— BEGIN Supplied data —

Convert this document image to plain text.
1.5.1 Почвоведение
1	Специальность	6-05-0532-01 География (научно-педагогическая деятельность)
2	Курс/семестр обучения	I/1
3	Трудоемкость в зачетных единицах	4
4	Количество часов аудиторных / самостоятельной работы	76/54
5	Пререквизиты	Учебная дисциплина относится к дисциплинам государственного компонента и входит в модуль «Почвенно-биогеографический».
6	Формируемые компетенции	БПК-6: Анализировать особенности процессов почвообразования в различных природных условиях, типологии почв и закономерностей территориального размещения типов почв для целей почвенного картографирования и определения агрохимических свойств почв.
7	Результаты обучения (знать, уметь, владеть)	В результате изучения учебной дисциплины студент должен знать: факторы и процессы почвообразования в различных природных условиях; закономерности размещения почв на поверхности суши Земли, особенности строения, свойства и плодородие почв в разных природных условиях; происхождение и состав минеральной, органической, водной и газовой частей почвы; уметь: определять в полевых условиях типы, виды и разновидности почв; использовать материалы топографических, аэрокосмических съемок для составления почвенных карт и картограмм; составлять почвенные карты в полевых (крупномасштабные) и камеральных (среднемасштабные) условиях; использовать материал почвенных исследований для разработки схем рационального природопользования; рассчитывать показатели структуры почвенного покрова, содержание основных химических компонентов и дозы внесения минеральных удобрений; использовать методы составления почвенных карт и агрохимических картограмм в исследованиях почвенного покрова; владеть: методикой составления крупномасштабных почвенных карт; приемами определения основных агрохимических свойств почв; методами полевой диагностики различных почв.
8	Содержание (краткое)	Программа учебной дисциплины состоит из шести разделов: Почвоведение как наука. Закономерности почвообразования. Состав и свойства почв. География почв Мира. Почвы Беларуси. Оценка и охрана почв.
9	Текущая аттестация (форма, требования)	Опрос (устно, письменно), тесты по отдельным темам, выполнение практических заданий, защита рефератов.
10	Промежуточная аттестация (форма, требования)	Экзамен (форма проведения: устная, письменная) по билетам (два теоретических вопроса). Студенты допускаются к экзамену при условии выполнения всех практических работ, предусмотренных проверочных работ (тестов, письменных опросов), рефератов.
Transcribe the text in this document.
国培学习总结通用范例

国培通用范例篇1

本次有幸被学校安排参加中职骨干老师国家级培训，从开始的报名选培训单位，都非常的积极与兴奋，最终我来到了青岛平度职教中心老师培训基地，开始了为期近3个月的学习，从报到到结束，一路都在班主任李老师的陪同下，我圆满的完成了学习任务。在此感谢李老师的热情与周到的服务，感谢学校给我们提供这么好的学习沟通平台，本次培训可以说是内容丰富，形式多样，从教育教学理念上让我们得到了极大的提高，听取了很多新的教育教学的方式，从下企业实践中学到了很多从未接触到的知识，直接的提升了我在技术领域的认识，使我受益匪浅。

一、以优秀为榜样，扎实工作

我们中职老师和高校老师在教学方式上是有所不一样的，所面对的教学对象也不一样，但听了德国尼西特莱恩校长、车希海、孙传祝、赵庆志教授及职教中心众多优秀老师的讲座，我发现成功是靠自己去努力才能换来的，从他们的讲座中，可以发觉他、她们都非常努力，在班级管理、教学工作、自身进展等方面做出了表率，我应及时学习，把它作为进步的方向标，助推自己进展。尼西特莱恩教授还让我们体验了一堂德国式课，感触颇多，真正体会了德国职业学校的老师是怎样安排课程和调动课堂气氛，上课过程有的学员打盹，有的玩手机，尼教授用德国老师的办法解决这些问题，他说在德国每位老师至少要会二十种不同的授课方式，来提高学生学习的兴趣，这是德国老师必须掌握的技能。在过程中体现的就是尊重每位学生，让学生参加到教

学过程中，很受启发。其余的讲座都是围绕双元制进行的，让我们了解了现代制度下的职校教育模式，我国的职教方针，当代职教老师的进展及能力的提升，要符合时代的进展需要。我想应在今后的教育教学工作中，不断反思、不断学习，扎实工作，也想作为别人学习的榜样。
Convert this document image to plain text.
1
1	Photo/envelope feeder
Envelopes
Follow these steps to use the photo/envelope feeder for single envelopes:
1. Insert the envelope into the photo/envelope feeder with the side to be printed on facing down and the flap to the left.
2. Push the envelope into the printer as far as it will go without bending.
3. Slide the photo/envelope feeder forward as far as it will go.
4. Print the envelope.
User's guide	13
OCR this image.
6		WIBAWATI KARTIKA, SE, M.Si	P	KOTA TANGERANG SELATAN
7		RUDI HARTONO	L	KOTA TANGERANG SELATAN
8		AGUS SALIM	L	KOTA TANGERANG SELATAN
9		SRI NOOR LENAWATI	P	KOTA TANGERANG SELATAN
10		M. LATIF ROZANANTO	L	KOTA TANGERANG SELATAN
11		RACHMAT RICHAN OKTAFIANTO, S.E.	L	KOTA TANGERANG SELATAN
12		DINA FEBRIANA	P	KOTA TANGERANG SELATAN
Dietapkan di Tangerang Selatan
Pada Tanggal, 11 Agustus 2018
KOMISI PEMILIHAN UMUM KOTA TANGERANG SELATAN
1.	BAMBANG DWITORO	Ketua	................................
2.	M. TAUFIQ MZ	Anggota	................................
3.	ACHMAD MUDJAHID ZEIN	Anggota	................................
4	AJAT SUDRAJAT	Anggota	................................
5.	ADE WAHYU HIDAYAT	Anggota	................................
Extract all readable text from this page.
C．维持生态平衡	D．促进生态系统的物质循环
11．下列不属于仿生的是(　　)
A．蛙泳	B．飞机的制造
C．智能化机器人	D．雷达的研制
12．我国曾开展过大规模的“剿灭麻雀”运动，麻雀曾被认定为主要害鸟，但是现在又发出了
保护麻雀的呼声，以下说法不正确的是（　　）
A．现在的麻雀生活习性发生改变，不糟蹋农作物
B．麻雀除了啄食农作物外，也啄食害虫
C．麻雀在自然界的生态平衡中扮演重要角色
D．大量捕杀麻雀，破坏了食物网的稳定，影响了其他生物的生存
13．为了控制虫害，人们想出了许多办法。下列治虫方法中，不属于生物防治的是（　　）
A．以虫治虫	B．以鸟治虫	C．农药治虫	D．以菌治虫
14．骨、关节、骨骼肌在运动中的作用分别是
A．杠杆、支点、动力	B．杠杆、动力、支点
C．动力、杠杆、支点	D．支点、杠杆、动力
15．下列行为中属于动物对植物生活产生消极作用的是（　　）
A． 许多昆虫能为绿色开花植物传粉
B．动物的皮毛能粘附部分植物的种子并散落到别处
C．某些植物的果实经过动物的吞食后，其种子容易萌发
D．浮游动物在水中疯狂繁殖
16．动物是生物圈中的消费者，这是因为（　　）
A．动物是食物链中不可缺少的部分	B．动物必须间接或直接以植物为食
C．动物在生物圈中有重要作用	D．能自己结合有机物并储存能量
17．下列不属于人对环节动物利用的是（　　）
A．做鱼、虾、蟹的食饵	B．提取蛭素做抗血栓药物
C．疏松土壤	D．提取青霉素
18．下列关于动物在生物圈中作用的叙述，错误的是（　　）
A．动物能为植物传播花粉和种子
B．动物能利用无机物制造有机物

— END Supplied data —

__Exercise aim__
Filter out all lines lacking the word "Почвоведение" and copy the rest.

__Solution to this task__
1.5.1 Почвоведение
8	Содержание (краткое)	Программа учебной дисциплины состоит из шести разделов: Почвоведение как наука. Закономерности почвообразования. Состав и свойства почв. География почв Мира. Почвы Беларуси. Оценка и охрана почв.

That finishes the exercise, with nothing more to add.